**GIVEN PROBLEM**
Reproduce verbatim the lines beginning with the one that contains "Patent image size: (1320, 1084)." and ending after the one that contains "The substrate 45 is at (1000, 735).", both included. Omit all other lines of the items.

**RECORDS SHOWN**
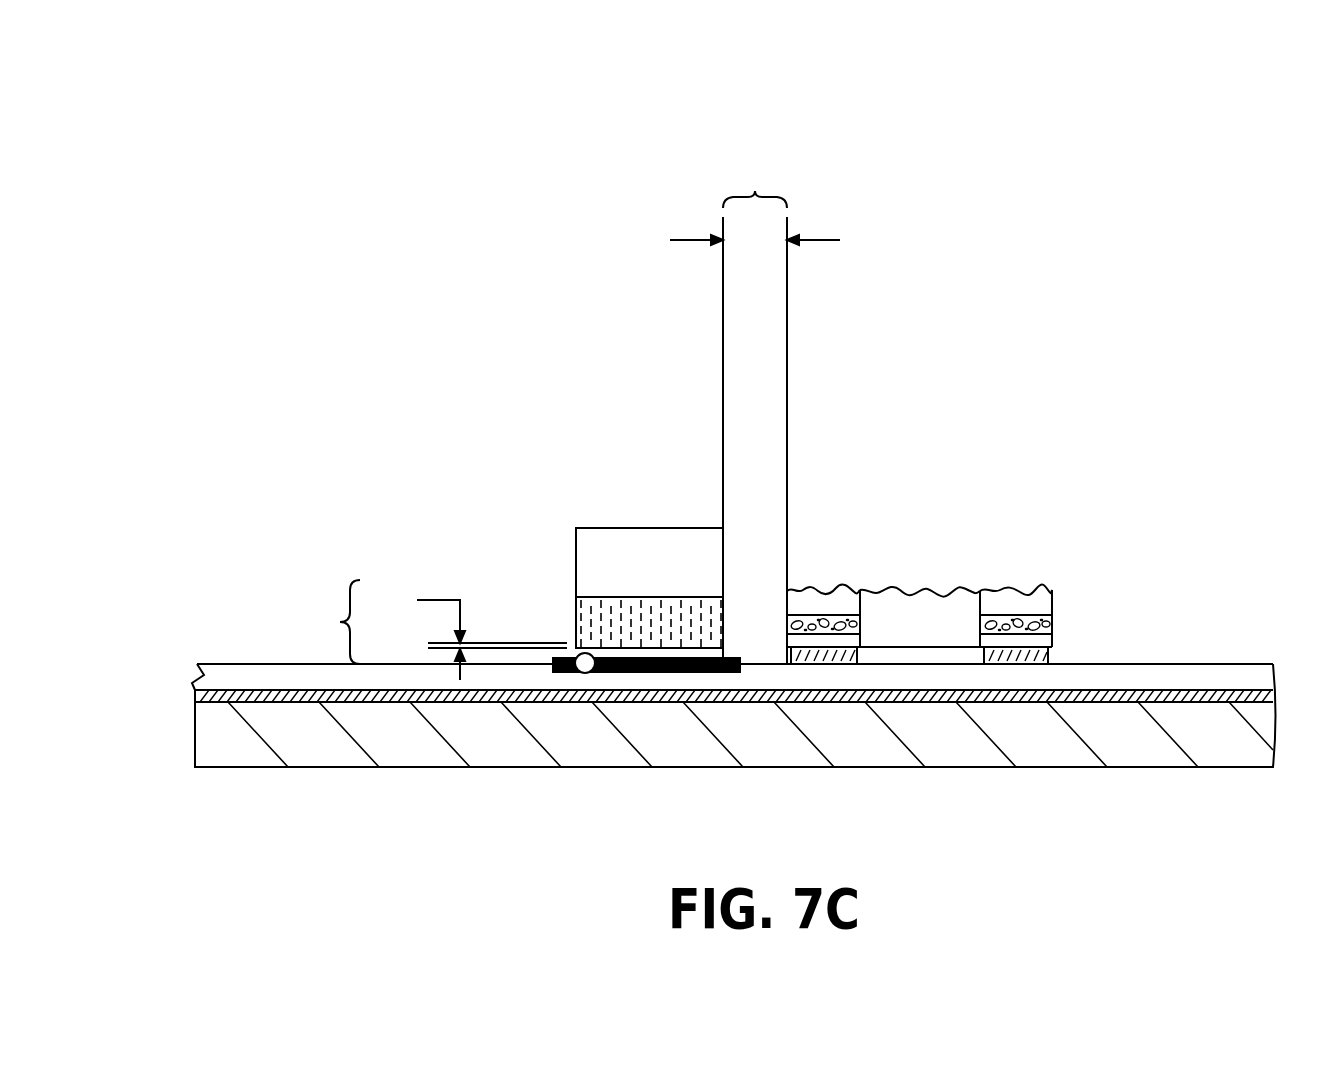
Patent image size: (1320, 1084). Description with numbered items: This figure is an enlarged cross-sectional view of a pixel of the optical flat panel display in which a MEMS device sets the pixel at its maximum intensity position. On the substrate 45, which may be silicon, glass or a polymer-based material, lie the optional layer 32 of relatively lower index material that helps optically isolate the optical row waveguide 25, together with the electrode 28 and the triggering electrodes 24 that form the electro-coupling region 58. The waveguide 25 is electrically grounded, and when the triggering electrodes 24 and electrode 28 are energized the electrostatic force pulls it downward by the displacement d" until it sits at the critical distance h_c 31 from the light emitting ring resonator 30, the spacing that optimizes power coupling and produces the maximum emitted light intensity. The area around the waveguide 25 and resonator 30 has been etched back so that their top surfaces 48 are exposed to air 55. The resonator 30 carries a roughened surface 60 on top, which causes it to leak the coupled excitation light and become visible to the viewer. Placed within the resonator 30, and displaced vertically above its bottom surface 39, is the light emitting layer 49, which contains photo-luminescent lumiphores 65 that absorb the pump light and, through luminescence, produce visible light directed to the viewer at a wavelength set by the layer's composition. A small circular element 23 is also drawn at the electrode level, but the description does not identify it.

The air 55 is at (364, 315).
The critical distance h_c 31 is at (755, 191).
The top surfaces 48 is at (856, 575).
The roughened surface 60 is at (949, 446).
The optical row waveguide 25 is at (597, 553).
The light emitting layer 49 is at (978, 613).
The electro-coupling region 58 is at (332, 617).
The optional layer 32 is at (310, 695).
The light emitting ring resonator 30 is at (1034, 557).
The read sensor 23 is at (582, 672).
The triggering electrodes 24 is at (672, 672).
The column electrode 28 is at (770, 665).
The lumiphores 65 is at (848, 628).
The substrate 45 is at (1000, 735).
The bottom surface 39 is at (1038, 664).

==

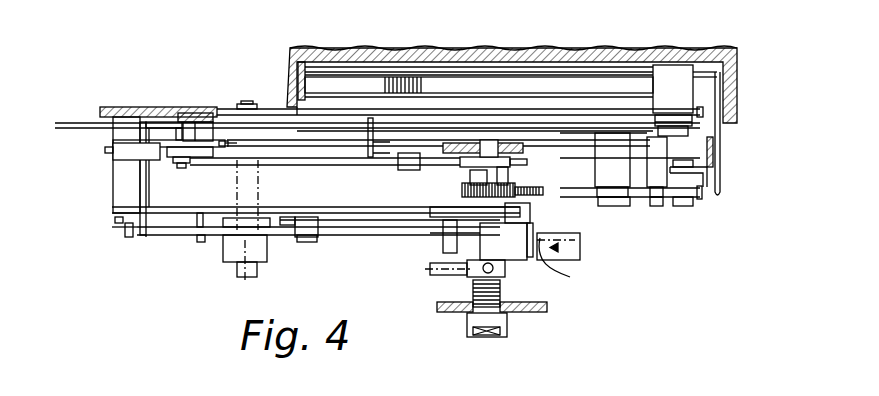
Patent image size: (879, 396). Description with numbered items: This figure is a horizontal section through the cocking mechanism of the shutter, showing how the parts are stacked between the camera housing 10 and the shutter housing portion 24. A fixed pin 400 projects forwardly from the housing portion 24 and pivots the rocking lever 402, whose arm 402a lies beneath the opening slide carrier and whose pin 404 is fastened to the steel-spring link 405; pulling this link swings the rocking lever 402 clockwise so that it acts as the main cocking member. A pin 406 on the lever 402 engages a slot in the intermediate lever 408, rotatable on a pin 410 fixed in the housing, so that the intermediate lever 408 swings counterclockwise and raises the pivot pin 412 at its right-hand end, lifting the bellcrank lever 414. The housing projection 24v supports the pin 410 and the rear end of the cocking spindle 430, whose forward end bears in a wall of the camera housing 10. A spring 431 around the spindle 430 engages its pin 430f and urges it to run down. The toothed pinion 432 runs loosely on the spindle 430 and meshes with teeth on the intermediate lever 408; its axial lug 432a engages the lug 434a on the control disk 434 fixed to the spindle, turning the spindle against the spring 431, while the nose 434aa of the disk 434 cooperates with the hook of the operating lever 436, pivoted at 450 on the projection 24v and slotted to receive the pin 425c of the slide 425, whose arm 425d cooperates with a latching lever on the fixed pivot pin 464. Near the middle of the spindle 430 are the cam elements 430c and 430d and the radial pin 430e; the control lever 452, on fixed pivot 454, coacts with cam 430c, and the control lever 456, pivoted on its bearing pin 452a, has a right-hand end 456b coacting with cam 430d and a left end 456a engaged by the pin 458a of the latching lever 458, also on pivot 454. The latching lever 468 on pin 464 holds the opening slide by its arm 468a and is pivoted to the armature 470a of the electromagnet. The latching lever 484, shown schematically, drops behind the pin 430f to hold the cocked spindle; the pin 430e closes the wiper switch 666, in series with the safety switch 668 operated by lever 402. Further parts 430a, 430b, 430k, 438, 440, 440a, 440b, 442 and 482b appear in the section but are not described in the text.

...

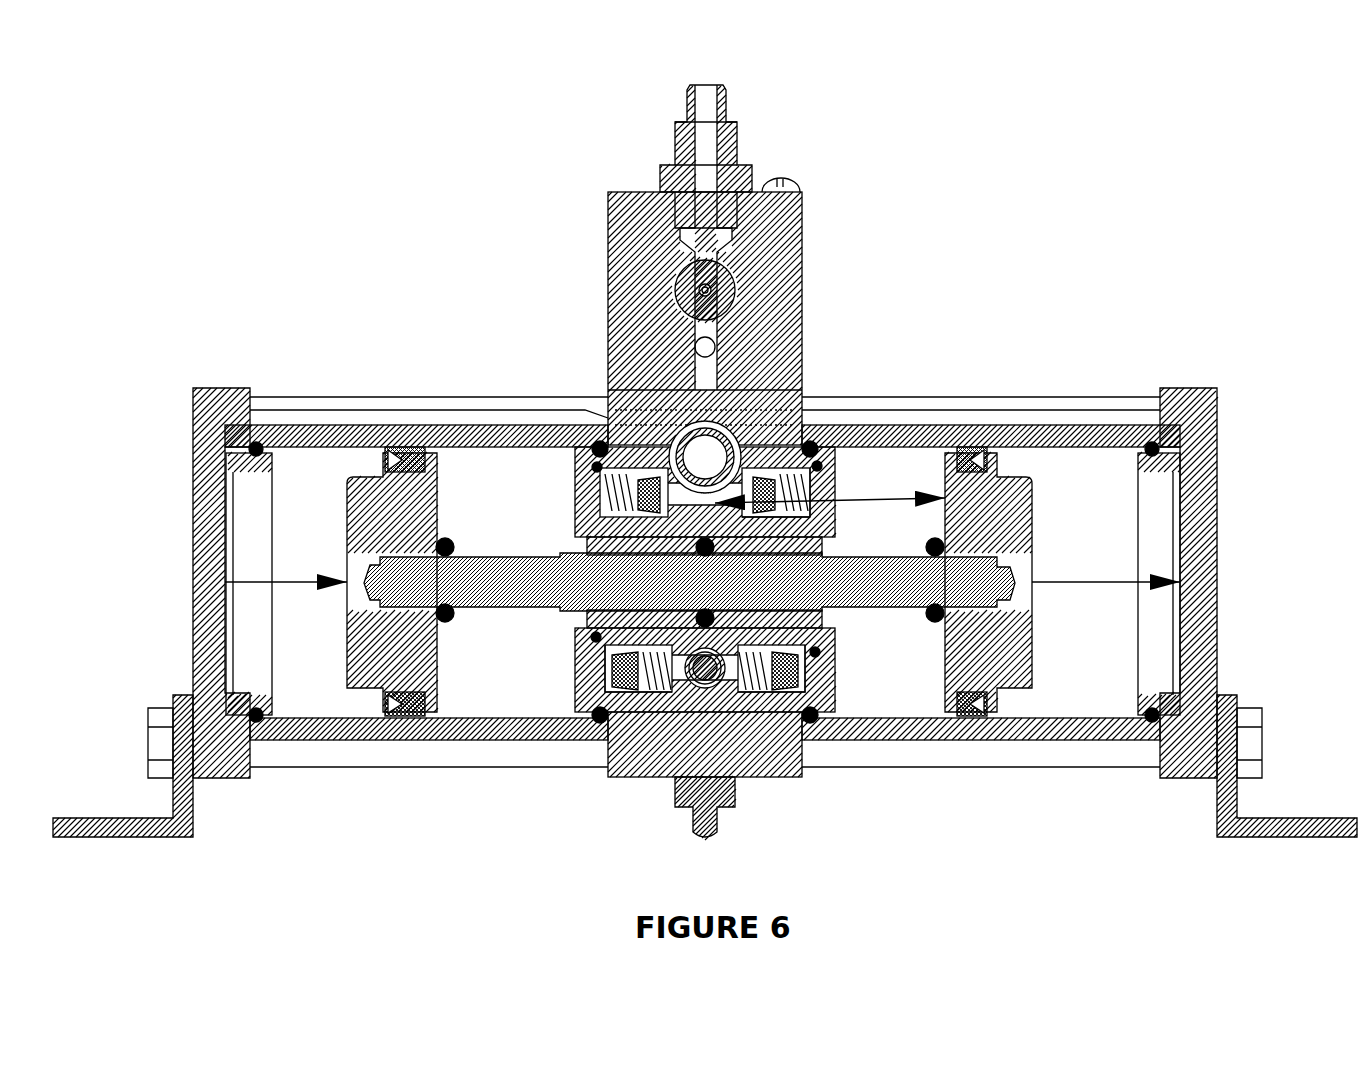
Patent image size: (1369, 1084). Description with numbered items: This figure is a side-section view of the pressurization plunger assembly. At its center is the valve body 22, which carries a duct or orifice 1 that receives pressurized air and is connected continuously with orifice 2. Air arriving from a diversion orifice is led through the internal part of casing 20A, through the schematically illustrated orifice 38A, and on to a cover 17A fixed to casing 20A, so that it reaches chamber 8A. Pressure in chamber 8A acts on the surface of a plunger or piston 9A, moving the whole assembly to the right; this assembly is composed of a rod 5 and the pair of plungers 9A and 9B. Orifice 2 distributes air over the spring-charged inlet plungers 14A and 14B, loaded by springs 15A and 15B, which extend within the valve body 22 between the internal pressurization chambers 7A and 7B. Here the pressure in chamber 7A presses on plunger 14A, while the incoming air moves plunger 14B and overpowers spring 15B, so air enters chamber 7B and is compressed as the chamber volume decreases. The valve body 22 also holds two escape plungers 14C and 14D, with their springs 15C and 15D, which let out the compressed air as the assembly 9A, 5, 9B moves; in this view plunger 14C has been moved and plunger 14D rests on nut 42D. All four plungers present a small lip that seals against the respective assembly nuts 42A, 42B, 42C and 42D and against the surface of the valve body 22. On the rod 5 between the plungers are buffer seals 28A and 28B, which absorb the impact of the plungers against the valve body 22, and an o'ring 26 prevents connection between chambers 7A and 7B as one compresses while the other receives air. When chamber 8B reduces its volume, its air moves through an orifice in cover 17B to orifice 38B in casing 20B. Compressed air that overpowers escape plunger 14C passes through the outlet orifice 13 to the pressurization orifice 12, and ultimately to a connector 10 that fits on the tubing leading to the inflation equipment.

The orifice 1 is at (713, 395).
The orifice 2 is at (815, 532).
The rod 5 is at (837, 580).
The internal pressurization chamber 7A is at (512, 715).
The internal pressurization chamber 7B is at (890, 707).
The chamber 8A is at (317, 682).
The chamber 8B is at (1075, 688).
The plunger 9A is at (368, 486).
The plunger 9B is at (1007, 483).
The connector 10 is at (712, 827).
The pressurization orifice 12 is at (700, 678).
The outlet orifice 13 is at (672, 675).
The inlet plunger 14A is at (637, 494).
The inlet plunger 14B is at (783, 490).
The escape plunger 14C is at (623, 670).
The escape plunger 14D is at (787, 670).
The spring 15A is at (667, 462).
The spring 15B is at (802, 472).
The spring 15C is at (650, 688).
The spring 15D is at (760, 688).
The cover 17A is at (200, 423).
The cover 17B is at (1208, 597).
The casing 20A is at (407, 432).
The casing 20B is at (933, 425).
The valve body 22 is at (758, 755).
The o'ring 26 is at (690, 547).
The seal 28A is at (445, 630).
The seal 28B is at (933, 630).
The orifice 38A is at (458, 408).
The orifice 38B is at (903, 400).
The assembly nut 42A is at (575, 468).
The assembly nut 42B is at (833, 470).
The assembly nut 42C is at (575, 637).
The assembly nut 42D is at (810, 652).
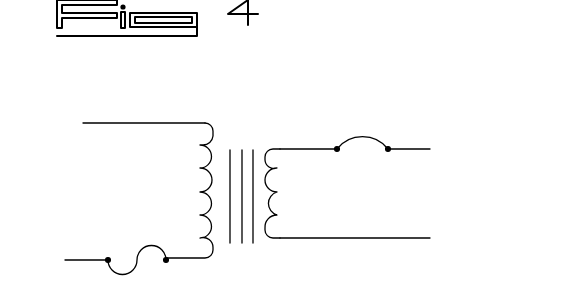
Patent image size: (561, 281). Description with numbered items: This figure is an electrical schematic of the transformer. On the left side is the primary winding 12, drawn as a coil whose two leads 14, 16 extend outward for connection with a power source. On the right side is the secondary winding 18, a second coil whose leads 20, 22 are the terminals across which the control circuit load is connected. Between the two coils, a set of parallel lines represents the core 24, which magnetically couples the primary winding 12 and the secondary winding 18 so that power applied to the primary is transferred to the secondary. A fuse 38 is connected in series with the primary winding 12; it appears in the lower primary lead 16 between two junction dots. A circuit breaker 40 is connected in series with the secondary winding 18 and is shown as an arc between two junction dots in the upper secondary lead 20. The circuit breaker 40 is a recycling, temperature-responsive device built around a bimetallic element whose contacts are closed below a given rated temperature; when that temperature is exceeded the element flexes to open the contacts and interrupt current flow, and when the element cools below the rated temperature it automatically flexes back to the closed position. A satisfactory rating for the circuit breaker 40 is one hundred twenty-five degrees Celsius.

**FINAL RESULT**
Patent image size: (1320, 1084). Description with numbered items: This figure is an enlarged cross-sectional view of a pixel of the optical flat panel display in which a MEMS device sets the pixel at its maximum intensity position. On the substrate 45, which may be silicon, glass or a polymer-based material, lie the optional layer 32 of relatively lower index material that helps optically isolate the optical row waveguide 25, together with the electrode 28 and the triggering electrodes 24 that form the electro-coupling region 58. The waveguide 25 is electrically grounded, and when the triggering electrodes 24 and electrode 28 are energized the electrostatic force pulls it downward by the displacement d" until it sits at the critical distance h_c 31 from the light emitting ring resonator 30, the spacing that optimizes power coupling and produces the maximum emitted light intensity. The area around the waveguide 25 and resonator 30 has been etched back so that their top surfaces 48 are exposed to air 55. The resonator 30 carries a roughened surface 60 on top, which causes it to leak the coupled excitation light and become visible to the viewer. Placed within the resonator 30, and displaced vertically above its bottom surface 39, is the light emitting layer 49, which contains photo-luminescent lumiphores 65 that absorb the pump light and, through luminescence, produce visible light directed to the viewer at a wavelength set by the layer's composition. A small circular element 23 is also drawn at the electrode level, but the description does not identify it.

The air 55 is at (364, 315).
The critical distance h_c 31 is at (755, 191).
The top surfaces 48 is at (856, 575).
The roughened surface 60 is at (949, 446).
The optical row waveguide 25 is at (597, 553).
The light emitting layer 49 is at (978, 613).
The electro-coupling region 58 is at (332, 617).
The optional layer 32 is at (310, 695).
The light emitting ring resonator 30 is at (1034, 557).
The read sensor 23 is at (582, 672).
The triggering electrodes 24 is at (672, 672).
The column electrode 28 is at (770, 665).
The lumiphores 65 is at (848, 628).
The substrate 45 is at (1000, 735).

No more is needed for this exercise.